>> Begin
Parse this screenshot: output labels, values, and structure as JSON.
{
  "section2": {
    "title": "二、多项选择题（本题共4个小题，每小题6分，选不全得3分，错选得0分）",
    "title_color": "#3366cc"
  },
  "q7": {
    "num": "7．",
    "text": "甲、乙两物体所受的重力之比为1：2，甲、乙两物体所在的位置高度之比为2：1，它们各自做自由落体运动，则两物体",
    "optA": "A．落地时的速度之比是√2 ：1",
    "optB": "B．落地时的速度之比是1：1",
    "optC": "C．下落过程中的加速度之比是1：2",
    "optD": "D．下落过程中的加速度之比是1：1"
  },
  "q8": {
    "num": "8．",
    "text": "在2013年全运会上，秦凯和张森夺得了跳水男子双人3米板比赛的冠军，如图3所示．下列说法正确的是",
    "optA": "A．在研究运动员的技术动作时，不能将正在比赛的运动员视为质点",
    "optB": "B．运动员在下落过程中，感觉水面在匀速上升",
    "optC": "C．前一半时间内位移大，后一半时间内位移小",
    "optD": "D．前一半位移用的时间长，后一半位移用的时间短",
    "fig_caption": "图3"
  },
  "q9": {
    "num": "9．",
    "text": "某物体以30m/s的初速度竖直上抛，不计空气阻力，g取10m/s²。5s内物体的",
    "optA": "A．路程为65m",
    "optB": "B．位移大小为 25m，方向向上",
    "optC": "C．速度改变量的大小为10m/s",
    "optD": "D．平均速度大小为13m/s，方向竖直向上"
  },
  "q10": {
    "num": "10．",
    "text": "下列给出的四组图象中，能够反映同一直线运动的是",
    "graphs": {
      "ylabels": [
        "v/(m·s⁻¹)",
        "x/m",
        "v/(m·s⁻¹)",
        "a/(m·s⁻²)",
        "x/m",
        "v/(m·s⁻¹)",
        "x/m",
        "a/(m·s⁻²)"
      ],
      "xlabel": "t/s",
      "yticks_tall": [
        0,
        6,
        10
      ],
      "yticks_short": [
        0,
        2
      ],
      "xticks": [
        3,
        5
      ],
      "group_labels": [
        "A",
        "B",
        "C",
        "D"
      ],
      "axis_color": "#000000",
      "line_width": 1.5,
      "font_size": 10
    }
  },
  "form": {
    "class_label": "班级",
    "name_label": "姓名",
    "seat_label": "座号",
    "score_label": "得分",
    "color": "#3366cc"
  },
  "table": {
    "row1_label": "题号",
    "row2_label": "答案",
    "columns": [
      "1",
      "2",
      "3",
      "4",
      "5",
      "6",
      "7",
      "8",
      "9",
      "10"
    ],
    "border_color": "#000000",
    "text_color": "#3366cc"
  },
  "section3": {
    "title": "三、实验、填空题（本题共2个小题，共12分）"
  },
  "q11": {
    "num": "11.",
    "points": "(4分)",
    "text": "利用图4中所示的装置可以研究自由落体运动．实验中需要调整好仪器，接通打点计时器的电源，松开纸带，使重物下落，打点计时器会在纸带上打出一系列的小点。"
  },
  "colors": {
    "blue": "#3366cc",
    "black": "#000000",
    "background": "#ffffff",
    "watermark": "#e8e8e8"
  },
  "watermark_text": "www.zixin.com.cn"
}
>> End
What is expected
The records above should be restated word for word, please.

Exercise result
Parse this screenshot: output labels, values, and structure as JSON.
{
  "section2": {
    "title": "二、多项选择题（本题共4个小题，每小题6分，选不全得3分，错选得0分）",
    "title_color": "#3366cc"
  },
  "q7": {
    "num": "7．",
    "text": "甲、乙两物体所受的重力之比为1：2，甲、乙两物体所在的位置高度之比为2：1，它们各自做自由落体运动，则两物体",
    "optA": "A．落地时的速度之比是√2 ：1",
    "optB": "B．落地时的速度之比是1：1",
    "optC": "C．下落过程中的加速度之比是1：2",
    "optD": "D．下落过程中的加速度之比是1：1"
  },
  "q8": {
    "num": "8．",
    "text": "在2013年全运会上，秦凯和张森夺得了跳水男子双人3米板比赛的冠军，如图3所示．下列说法正确的是",
    "optA": "A．在研究运动员的技术动作时，不能将正在比赛的运动员视为质点",
    "optB": "B．运动员在下落过程中，感觉水面在匀速上升",
    "optC": "C．前一半时间内位移大，后一半时间内位移小",
    "optD": "D．前一半位移用的时间长，后一半位移用的时间短",
    "fig_caption": "图3"
  },
  "q9": {
    "num": "9．",
    "text": "某物体以30m/s的初速度竖直上抛，不计空气阻力，g取10m/s²。5s内物体的",
    "optA": "A．路程为65m",
    "optB": "B．位移大小为 25m，方向向上",
    "optC": "C．速度改变量的大小为10m/s",
    "optD": "D．平均速度大小为13m/s，方向竖直向上"
  },
  "q10": {
    "num": "10．",
    "text": "下列给出的四组图象中，能够反映同一直线运动的是",
    "graphs": {
      "ylabels": [
        "v/(m·s⁻¹)",
        "x/m",
        "v/(m·s⁻¹)",
        "a/(m·s⁻²)",
        "x/m",
        "v/(m·s⁻¹)",
        "x/m",
        "a/(m·s⁻²)"
      ],
      "xlabel": "t/s",
      "yticks_tall": [
        0,
        6,
        10
      ],
      "yticks_short": [
        0,
        2
      ],
      "xticks": [
        3,
        5
      ],
      "group_labels": [
        "A",
        "B",
        "C",
        "D"
      ],
      "axis_color": "#000000",
      "line_width": 1.5,
      "font_size": 10
    }
  },
  "form": {
    "class_label": "班级",
    "name_label": "姓名",
    "seat_label": "座号",
    "score_label": "得分",
    "color": "#3366cc"
  },
  "table": {
    "row1_label": "题号",
    "row2_label": "答案",
    "columns": [
      "1",
      "2",
      "3",
      "4",
      "5",
      "6",
      "7",
      "8",
      "9",
      "10"
    ],
    "border_color": "#000000",
    "text_color": "#3366cc"
  },
  "section3": {
    "title": "三、实验、填空题（本题共2个小题，共12分）"
  },
  "q11": {
    "num": "11.",
    "points": "(4分)",
    "text": "利用图4中所示的装置可以研究自由落体运动．实验中需要调整好仪器，接通打点计时器的电源，松开纸带，使重物下落，打点计时器会在纸带上打出一系列的小点。"
  },
  "colors": {
    "blue": "#3366cc",
    "black": "#000000",
    "background": "#ffffff",
    "watermark": "#e8e8e8"
  },
  "watermark_text": "www.zixin.com.cn"
}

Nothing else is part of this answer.